Aplica lo leído
1. Según el texto sobre la T-20, ¿qué problema detecta la científica?
2. Escribe una continuación del texto sobre la T-20 a partir de su última frase.

Llega la T-20

La mente creativa de cualquier disciplina encuentra soluciones prodigiosas a problemas aparentemente irresolubles. Ahora bien, mientras que la mente artística persigue el destello imprevisible del hallazgo único, la mente científica busca la técnica reproducible y aplicable de forma universal.

El problema que aquí nos ocupa es el del encarecimiento desmesurado del transporte público en Barcelona y su área metropolitana. Es decir, la dificultad o imposibilidad del ciudadano de asumir el gasto que le imponen unas tarifas en imparable escalada.

Pues bien, una científica plenamente volcada en la investigación médica, y mal pagada –como lo está, por otra parte, todo investigador en esta España que recibe los regaños de Europa como quien oye llover–, detecta ese problema, lo aísla y empieza a buscarle soluciones. Y no se limita a considerar su escasa capacidad de afrontarlo individualmente –pues su salario es el que es y, por mucho que lo analice, no va a crecer– ni incluye en el remedio a las instituciones –de las que a estas alturas espera poco más que nuevas subidas de precio y bajadas de sueldo–, sino que mira a su alrededor en cada ida matinal hacia el trabajo y en cada vuelta vespertina hasta su casa. Y lo que ve es, sencillamente, lo que tantos vemos a diario: caras que se repiten, gente con la que coincide a diario, personas que reconoce sin siquiera conocerlas y a las que no saluda por pudor, pero cuyos rostros han llegado a resultarle francamente familiares. Eureka.

Sección de datos
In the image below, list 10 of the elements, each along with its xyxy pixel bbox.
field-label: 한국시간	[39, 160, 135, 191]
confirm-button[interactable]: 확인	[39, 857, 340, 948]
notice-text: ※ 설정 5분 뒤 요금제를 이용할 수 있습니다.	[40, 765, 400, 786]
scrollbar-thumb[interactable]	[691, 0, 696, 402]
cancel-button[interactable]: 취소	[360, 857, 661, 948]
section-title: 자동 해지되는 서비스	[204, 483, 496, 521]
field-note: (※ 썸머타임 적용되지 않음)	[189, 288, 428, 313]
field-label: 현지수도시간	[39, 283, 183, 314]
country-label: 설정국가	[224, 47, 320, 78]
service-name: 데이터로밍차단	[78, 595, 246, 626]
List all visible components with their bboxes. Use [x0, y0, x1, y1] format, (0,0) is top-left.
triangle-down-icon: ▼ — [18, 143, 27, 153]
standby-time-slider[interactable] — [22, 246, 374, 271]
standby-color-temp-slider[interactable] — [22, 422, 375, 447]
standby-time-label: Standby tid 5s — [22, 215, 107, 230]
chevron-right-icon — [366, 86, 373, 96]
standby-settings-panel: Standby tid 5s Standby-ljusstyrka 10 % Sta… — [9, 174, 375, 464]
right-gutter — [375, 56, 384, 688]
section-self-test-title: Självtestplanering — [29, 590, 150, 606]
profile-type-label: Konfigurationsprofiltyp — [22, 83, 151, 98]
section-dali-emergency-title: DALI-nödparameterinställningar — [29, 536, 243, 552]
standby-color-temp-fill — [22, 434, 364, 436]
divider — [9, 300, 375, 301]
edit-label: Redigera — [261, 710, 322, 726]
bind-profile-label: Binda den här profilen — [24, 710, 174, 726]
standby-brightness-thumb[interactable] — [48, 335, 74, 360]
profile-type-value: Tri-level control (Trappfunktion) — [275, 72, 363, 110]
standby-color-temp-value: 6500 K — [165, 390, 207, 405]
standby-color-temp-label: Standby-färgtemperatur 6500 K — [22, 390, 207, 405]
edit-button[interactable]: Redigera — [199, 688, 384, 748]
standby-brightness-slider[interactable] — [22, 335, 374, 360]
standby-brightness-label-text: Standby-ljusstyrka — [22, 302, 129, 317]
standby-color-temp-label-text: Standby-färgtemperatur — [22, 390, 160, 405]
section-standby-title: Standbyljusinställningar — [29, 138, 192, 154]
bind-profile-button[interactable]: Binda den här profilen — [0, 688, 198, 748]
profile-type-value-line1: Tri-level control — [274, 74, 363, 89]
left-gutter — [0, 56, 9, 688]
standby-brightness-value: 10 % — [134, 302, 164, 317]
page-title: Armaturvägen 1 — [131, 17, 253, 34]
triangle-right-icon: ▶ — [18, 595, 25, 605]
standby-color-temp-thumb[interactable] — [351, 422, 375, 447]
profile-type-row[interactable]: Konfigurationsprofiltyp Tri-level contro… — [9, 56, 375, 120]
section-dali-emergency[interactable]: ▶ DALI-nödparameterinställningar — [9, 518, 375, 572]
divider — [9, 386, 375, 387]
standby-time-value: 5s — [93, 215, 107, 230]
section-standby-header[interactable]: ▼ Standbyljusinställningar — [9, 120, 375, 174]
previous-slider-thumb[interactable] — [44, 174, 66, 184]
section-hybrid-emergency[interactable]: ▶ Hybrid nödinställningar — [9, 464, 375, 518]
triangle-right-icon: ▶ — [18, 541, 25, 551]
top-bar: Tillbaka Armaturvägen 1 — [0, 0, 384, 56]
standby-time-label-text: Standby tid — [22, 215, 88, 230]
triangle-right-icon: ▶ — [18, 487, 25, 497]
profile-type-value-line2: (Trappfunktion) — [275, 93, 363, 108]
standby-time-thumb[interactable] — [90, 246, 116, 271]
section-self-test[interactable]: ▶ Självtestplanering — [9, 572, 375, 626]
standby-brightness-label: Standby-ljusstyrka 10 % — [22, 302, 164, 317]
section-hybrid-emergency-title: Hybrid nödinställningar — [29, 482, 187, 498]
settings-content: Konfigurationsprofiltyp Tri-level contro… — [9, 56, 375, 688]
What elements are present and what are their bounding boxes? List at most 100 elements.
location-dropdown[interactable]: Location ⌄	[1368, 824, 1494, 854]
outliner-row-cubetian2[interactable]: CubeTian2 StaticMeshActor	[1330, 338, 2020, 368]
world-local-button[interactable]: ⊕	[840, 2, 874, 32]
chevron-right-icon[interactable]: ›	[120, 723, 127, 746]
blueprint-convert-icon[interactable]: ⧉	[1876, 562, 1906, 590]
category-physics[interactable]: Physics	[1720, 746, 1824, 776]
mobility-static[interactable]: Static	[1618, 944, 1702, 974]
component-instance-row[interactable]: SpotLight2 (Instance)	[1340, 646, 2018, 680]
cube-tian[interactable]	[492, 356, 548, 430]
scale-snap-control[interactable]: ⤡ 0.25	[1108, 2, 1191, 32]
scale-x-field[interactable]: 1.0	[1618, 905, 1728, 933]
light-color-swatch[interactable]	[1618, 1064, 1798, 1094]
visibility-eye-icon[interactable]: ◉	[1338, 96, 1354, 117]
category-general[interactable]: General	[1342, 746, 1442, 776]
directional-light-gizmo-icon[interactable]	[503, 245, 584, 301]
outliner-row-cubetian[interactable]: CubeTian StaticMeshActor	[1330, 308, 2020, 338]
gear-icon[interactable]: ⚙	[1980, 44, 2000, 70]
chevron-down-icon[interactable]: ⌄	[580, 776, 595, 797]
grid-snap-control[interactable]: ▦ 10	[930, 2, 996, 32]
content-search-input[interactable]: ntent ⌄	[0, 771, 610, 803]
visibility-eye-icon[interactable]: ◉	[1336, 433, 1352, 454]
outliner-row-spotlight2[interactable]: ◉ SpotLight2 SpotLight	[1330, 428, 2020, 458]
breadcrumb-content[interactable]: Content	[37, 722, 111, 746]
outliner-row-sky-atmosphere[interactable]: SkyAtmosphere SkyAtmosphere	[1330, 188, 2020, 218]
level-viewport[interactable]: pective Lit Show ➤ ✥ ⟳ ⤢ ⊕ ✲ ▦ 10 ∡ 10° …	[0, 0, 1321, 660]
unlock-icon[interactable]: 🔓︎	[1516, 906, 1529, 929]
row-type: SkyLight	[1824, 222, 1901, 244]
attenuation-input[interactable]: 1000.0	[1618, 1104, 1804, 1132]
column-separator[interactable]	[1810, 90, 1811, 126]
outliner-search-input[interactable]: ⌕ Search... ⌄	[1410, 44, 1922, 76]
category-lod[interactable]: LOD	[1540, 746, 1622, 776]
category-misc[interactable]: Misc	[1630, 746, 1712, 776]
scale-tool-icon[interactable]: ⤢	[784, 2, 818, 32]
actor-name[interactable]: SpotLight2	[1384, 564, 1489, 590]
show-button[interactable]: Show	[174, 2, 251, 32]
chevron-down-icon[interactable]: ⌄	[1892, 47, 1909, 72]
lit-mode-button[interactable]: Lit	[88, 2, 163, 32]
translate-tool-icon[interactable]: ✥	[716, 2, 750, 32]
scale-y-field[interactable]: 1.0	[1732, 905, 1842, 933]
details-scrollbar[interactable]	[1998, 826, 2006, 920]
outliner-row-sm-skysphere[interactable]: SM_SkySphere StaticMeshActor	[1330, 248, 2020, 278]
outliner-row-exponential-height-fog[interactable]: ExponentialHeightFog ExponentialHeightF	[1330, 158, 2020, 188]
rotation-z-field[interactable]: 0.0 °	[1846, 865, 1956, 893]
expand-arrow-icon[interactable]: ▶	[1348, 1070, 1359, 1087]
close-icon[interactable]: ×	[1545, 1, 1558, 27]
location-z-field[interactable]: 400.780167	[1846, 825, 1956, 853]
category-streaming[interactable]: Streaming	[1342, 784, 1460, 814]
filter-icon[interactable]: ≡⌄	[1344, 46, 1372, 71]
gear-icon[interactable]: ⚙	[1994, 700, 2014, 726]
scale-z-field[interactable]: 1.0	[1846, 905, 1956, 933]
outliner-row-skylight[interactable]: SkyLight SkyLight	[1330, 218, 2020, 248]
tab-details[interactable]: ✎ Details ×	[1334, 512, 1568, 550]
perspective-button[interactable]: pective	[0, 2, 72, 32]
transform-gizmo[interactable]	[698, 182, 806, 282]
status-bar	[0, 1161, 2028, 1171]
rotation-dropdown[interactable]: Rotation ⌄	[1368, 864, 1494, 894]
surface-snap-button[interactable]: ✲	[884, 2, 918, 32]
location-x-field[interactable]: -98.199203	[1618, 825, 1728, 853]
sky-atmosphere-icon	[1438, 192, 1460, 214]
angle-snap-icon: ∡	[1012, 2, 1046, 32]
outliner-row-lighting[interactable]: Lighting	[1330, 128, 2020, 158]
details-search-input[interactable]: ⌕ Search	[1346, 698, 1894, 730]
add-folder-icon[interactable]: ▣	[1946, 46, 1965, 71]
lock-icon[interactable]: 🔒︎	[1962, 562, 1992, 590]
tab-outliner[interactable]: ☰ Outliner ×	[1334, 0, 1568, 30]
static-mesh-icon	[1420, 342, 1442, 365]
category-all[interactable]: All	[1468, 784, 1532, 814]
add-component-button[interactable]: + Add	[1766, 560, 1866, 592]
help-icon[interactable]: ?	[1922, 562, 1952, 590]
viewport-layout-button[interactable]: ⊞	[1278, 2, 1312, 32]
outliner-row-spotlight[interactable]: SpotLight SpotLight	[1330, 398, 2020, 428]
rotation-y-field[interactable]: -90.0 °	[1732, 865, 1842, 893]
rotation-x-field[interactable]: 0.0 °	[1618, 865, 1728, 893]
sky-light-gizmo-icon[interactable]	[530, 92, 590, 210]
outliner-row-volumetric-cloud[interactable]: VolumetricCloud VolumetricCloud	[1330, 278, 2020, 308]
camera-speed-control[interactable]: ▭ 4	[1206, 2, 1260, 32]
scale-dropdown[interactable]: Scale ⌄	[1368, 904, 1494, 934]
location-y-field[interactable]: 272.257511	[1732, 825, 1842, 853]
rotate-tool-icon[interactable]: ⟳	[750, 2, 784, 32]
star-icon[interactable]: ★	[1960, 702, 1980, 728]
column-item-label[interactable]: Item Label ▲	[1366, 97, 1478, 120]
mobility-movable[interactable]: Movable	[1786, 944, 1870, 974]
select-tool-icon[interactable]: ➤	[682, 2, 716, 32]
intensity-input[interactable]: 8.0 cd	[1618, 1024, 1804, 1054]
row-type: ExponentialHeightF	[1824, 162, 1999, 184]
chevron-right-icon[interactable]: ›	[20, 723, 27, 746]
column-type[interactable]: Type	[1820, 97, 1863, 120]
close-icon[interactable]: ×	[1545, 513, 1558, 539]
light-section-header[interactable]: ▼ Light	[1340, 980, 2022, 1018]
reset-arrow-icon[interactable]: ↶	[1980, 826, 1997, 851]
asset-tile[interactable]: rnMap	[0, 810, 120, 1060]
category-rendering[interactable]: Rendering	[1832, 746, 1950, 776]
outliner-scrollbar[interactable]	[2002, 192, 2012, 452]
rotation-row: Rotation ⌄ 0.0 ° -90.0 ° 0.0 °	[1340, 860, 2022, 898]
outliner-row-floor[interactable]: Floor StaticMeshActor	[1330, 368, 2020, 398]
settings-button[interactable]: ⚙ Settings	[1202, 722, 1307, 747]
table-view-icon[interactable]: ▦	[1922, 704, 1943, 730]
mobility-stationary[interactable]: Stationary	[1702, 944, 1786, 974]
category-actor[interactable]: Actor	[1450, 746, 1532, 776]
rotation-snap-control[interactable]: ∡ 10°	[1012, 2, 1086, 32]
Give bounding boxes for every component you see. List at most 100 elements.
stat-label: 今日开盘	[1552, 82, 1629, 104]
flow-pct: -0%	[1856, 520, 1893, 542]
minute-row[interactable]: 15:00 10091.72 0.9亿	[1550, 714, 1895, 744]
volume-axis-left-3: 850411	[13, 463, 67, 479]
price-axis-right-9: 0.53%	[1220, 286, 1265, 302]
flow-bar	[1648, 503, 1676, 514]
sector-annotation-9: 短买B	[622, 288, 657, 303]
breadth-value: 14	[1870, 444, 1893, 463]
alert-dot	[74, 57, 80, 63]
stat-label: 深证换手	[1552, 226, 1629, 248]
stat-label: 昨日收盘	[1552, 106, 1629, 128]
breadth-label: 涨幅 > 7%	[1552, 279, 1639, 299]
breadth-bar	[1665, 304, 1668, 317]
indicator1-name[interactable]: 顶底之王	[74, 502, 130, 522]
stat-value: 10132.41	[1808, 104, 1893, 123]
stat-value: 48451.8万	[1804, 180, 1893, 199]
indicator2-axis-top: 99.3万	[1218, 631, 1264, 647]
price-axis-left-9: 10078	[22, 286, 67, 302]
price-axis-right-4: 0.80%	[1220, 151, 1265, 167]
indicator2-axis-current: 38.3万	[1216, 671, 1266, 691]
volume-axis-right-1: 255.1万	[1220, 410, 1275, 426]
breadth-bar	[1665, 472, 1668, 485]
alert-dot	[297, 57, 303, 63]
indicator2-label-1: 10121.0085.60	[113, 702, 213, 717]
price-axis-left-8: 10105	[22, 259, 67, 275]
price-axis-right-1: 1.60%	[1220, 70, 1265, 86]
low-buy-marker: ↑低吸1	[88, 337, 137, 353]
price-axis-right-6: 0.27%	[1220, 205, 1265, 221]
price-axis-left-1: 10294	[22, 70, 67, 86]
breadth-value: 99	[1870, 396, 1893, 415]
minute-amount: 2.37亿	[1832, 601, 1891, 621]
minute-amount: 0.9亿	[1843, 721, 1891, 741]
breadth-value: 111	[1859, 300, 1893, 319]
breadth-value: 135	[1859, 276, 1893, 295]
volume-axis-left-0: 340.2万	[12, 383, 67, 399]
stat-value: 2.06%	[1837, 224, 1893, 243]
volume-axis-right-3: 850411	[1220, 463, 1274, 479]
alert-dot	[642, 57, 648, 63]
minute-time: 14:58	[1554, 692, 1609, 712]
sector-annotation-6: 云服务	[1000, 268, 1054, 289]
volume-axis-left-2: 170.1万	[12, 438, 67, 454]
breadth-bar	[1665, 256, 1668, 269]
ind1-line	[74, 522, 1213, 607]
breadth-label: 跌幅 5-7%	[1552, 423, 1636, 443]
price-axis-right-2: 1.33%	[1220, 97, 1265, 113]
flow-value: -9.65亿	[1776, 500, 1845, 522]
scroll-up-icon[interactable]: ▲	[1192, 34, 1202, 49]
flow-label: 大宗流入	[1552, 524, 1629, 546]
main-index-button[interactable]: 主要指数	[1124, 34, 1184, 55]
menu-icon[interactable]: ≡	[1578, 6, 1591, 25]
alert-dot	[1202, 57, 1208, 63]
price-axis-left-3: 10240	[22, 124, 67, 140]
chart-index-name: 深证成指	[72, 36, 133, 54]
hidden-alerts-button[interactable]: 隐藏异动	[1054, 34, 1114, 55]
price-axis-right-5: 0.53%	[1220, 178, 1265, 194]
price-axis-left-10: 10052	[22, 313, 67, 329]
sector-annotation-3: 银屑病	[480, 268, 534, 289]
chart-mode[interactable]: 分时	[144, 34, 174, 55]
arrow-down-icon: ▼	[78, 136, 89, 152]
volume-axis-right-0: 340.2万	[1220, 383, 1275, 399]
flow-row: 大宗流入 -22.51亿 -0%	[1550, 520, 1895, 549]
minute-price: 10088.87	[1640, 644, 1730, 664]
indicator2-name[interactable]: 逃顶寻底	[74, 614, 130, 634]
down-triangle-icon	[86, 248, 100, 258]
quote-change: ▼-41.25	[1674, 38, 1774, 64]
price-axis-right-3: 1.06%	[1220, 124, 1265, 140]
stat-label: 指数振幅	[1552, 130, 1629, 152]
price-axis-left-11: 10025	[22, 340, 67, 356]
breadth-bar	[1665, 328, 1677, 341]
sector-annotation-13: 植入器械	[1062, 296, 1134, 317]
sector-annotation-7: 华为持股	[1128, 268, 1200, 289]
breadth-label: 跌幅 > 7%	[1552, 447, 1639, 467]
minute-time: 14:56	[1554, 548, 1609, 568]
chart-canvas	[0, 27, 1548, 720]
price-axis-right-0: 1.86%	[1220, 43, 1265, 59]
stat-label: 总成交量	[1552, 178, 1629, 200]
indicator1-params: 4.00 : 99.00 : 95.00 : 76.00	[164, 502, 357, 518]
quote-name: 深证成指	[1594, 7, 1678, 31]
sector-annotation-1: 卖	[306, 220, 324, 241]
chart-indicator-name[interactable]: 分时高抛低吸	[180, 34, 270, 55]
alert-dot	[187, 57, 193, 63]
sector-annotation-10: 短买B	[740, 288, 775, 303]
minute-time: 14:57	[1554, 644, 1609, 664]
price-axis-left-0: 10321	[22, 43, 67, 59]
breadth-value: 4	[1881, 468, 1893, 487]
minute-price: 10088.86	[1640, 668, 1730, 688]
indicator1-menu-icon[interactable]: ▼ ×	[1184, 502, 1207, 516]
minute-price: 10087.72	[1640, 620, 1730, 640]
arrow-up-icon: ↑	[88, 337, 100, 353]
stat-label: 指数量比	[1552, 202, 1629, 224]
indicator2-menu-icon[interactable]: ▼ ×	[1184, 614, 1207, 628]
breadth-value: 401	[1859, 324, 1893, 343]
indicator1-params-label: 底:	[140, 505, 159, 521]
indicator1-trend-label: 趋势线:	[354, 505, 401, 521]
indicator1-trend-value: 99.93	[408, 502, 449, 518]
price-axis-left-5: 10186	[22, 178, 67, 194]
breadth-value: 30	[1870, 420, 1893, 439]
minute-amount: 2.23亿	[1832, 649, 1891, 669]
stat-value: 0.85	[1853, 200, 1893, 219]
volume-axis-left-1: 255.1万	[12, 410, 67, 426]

Respuestas
1. El encarecimiento desmesurado del transporte público en Barcelona y su área metropolitana.

2.
Desde entonces, cuando en sus desplazamientos diarios nuestra científica sale de la boca de metro, su flamante «pareja tarifaria» –por designarla con uno de esos nombres tan al uso en los programas y las promociones cool del Excelentísimo Ayuntamiento– espera el autobús en la parada de enfrente. Tanto a la ida como a la vuelta, sin excepción. Sus horarios y sus recorridos se complementan como un guante. Ambas se han puesto de acuerdo y comparten la tradicional T-10 –«más cara que nunca», y esto también podría ser un eslogan prestigiador para TMB–, convirtiéndola por arte de birlibirloque en una T-20. Así, mientras el alcalde se enfurece por la maravillosa iniciativa de la T-11, y se infla y enrojece como un personaje cualquiera de «Bola de Dragón», la ciencia nos brinda una posibilidad de colaboración ciudadana que rentabiliza todavía más nuestra inversión y que se acoge de un modo rigurosamente lícito al sistema tarifario integrado. 

En tanto que el derecho a transbordo no sea derogado, o en tanto que nuestra investigadora no se vea obligada a marcharse al extranjero para poder ganarse la vida con su trabajo, la revolucionaria T-20 es para ella la mejor solución al problema planteado. Es, desde luego, una solución científica: prodigiosa, reproducible y aplicable de forma universal.